Every record should be copied exactly, except that pictures are to be omitted.

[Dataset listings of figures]

*-*-*

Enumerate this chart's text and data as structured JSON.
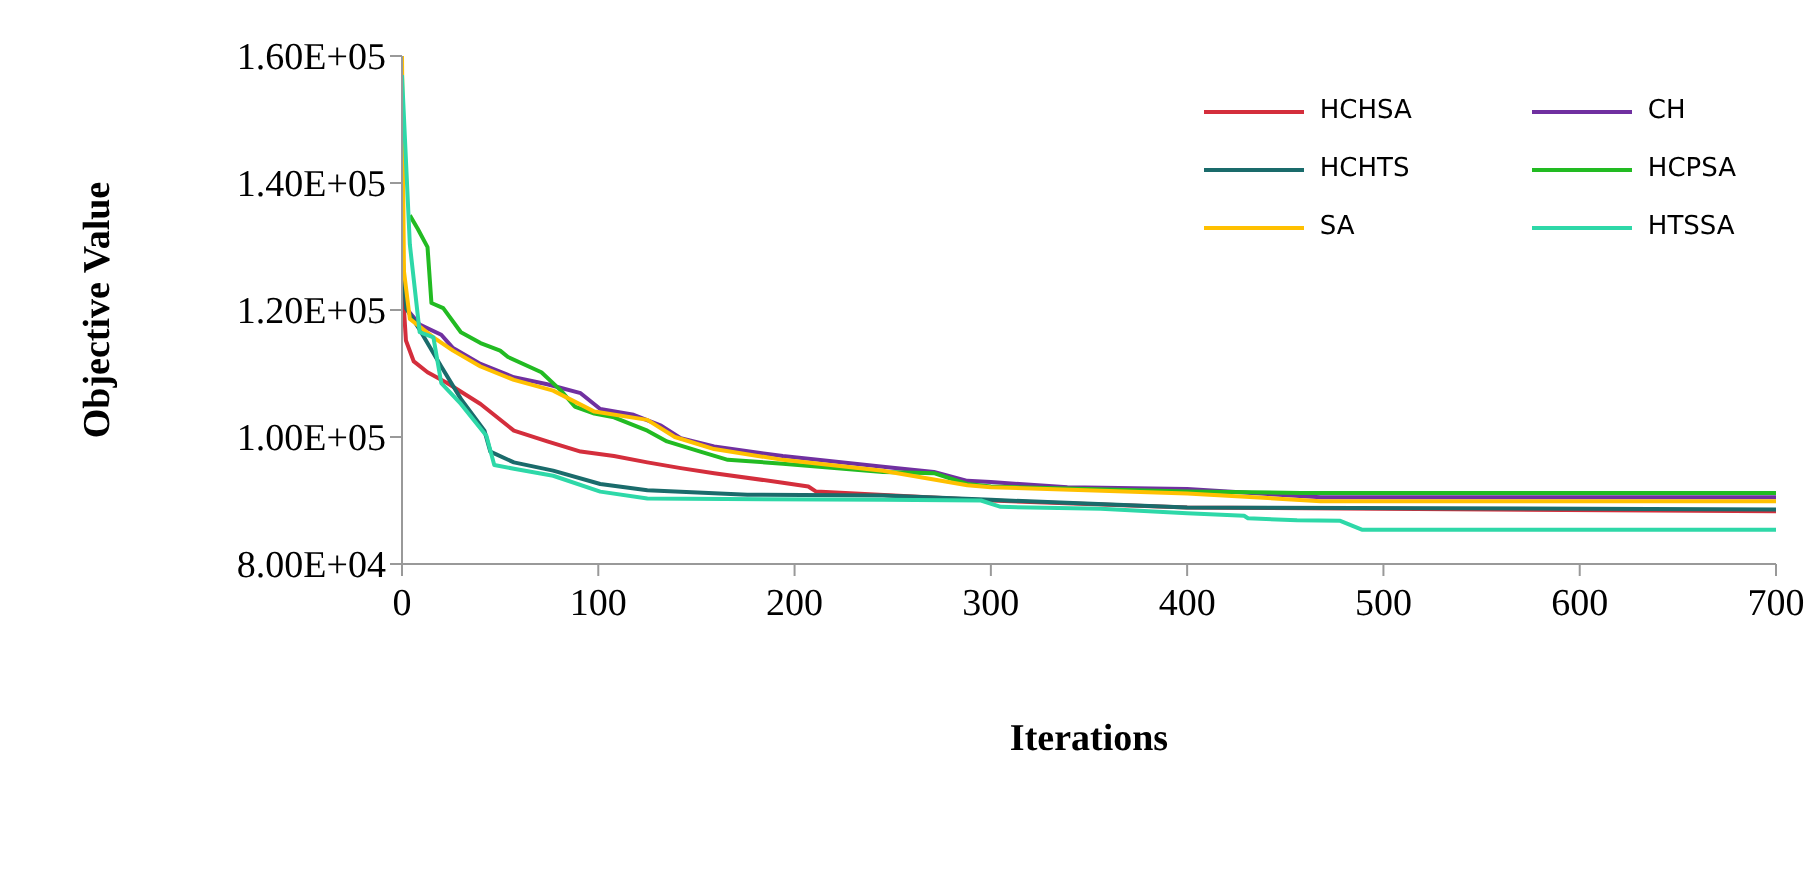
{
  "chart_data": {
    "type": "line",
    "xlabel": "Iterations",
    "ylabel": "Objective Value",
    "xlim": [
      0,
      700
    ],
    "xticks": [
      0,
      100,
      200,
      300,
      400,
      500,
      600,
      700
    ],
    "ylim": [
      80000,
      160000
    ],
    "yticks": [
      {
        "value": 80000,
        "label": "8.00E+04"
      },
      {
        "value": 100000,
        "label": "1.00E+05"
      },
      {
        "value": 120000,
        "label": "1.20E+05"
      },
      {
        "value": 140000,
        "label": "1.40E+05"
      },
      {
        "value": 160000,
        "label": "1.60E+05"
      }
    ],
    "grid": false,
    "legend": "top right",
    "line_style": "solid",
    "series": [
      {
        "name": "HCHSA",
        "color": "#d42e3c",
        "x": [
          0,
          2,
          6,
          13,
          23,
          40,
          57,
          74,
          91,
          108,
          125,
          142,
          159,
          194,
          207,
          211,
          300,
          400,
          700
        ],
        "values": [
          125000,
          115200,
          111900,
          110200,
          108500,
          105200,
          101000,
          99300,
          97700,
          97000,
          96000,
          95100,
          94300,
          92800,
          92200,
          91400,
          90000,
          88900,
          88300
        ]
      },
      {
        "name": "CH",
        "color": "#7030a0",
        "x": [
          2,
          9,
          20,
          26,
          40,
          57,
          74,
          91,
          101,
          118,
          132,
          142,
          159,
          194,
          245,
          271,
          288,
          300,
          339,
          400,
          468,
          700
        ],
        "values": [
          120300,
          117700,
          116100,
          114000,
          111500,
          109400,
          108300,
          106900,
          104400,
          103500,
          101800,
          99800,
          98500,
          97000,
          95300,
          94500,
          93100,
          92900,
          92100,
          91800,
          90500,
          90500
        ]
      },
      {
        "name": "HCHTS",
        "color": "#1a6b6b",
        "x": [
          0,
          2,
          9,
          20,
          30,
          42,
          45,
          57,
          77,
          101,
          125,
          176,
          245,
          300,
          400,
          700
        ],
        "values": [
          130000,
          120300,
          116900,
          111100,
          106000,
          101000,
          97700,
          96000,
          94700,
          92600,
          91600,
          90900,
          90800,
          90100,
          88900,
          88600
        ]
      },
      {
        "name": "HCPSA",
        "color": "#22bb22",
        "x": [
          4,
          8,
          13,
          15,
          21,
          30,
          40,
          50,
          54,
          71,
          81,
          88,
          98,
          108,
          125,
          135,
          152,
          166,
          194,
          245,
          271,
          288,
          300,
          400,
          458,
          700
        ],
        "values": [
          134900,
          132800,
          129900,
          121100,
          120300,
          116500,
          114800,
          113600,
          112600,
          110200,
          107300,
          104800,
          103700,
          103100,
          101000,
          99300,
          97700,
          96400,
          95800,
          94500,
          94300,
          92600,
          92200,
          91400,
          91200,
          91200
        ]
      },
      {
        "name": "SA",
        "color": "#ffc000",
        "x": [
          0,
          1,
          4,
          16,
          26,
          40,
          57,
          77,
          98,
          125,
          139,
          159,
          194,
          245,
          288,
          300,
          400,
          468,
          700
        ],
        "values": [
          160000,
          126100,
          118600,
          115700,
          113600,
          111100,
          109000,
          107300,
          104000,
          102700,
          100000,
          98100,
          96400,
          94700,
          92400,
          92100,
          91100,
          89900,
          89900
        ]
      },
      {
        "name": "HTSSA",
        "color": "#2ed8a8",
        "x": [
          0,
          4,
          9,
          16,
          20,
          30,
          43,
          47,
          57,
          77,
          101,
          125,
          245,
          295,
          305,
          356,
          400,
          429,
          431,
          456,
          478,
          489,
          700
        ],
        "values": [
          157000,
          130300,
          116500,
          115700,
          108500,
          105200,
          100200,
          95600,
          95000,
          93900,
          91400,
          90300,
          90100,
          90000,
          89000,
          88700,
          88000,
          87600,
          87200,
          86900,
          86800,
          85400,
          85400
        ]
      }
    ]
  }
}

*-*-*

— Response to this exercise —
Enumerate this chart's text and data as structured JSON.
{
  "chart_data": {
    "type": "line",
    "xlabel": "Iterations",
    "ylabel": "Objective Value",
    "xlim": [
      0,
      700
    ],
    "xticks": [
      0,
      100,
      200,
      300,
      400,
      500,
      600,
      700
    ],
    "ylim": [
      80000,
      160000
    ],
    "yticks": [
      {
        "value": 80000,
        "label": "8.00E+04"
      },
      {
        "value": 100000,
        "label": "1.00E+05"
      },
      {
        "value": 120000,
        "label": "1.20E+05"
      },
      {
        "value": 140000,
        "label": "1.40E+05"
      },
      {
        "value": 160000,
        "label": "1.60E+05"
      }
    ],
    "grid": false,
    "legend": "top right",
    "line_style": "solid",
    "series": [
      {
        "name": "HCHSA",
        "color": "#d42e3c",
        "x": [
          0,
          2,
          6,
          13,
          23,
          40,
          57,
          74,
          91,
          108,
          125,
          142,
          159,
          194,
          207,
          211,
          300,
          400,
          700
        ],
        "values": [
          125000,
          115200,
          111900,
          110200,
          108500,
          105200,
          101000,
          99300,
          97700,
          97000,
          96000,
          95100,
          94300,
          92800,
          92200,
          91400,
          90000,
          88900,
          88300
        ]
      },
      {
        "name": "CH",
        "color": "#7030a0",
        "x": [
          2,
          9,
          20,
          26,
          40,
          57,
          74,
          91,
          101,
          118,
          132,
          142,
          159,
          194,
          245,
          271,
          288,
          300,
          339,
          400,
          468,
          700
        ],
        "values": [
          120300,
          117700,
          116100,
          114000,
          111500,
          109400,
          108300,
          106900,
          104400,
          103500,
          101800,
          99800,
          98500,
          97000,
          95300,
          94500,
          93100,
          92900,
          92100,
          91800,
          90500,
          90500
        ]
      },
      {
        "name": "HCHTS",
        "color": "#1a6b6b",
        "x": [
          0,
          2,
          9,
          20,
          30,
          42,
          45,
          57,
          77,
          101,
          125,
          176,
          245,
          300,
          400,
          700
        ],
        "values": [
          130000,
          120300,
          116900,
          111100,
          106000,
          101000,
          97700,
          96000,
          94700,
          92600,
          91600,
          90900,
          90800,
          90100,
          88900,
          88600
        ]
      },
      {
        "name": "HCPSA",
        "color": "#22bb22",
        "x": [
          4,
          8,
          13,
          15,
          21,
          30,
          40,
          50,
          54,
          71,
          81,
          88,
          98,
          108,
          125,
          135,
          152,
          166,
          194,
          245,
          271,
          288,
          300,
          400,
          458,
          700
        ],
        "values": [
          134900,
          132800,
          129900,
          121100,
          120300,
          116500,
          114800,
          113600,
          112600,
          110200,
          107300,
          104800,
          103700,
          103100,
          101000,
          99300,
          97700,
          96400,
          95800,
          94500,
          94300,
          92600,
          92200,
          91400,
          91200,
          91200
        ]
      },
      {
        "name": "SA",
        "color": "#ffc000",
        "x": [
          0,
          1,
          4,
          16,
          26,
          40,
          57,
          77,
          98,
          125,
          139,
          159,
          194,
          245,
          288,
          300,
          400,
          468,
          700
        ],
        "values": [
          160000,
          126100,
          118600,
          115700,
          113600,
          111100,
          109000,
          107300,
          104000,
          102700,
          100000,
          98100,
          96400,
          94700,
          92400,
          92100,
          91100,
          89900,
          89900
        ]
      },
      {
        "name": "HTSSA",
        "color": "#2ed8a8",
        "x": [
          0,
          4,
          9,
          16,
          20,
          30,
          43,
          47,
          57,
          77,
          101,
          125,
          245,
          295,
          305,
          356,
          400,
          429,
          431,
          456,
          478,
          489,
          700
        ],
        "values": [
          157000,
          130300,
          116500,
          115700,
          108500,
          105200,
          100200,
          95600,
          95000,
          93900,
          91400,
          90300,
          90100,
          90000,
          89000,
          88700,
          88000,
          87600,
          87200,
          86900,
          86800,
          85400,
          85400
        ]
      }
    ]
  }
}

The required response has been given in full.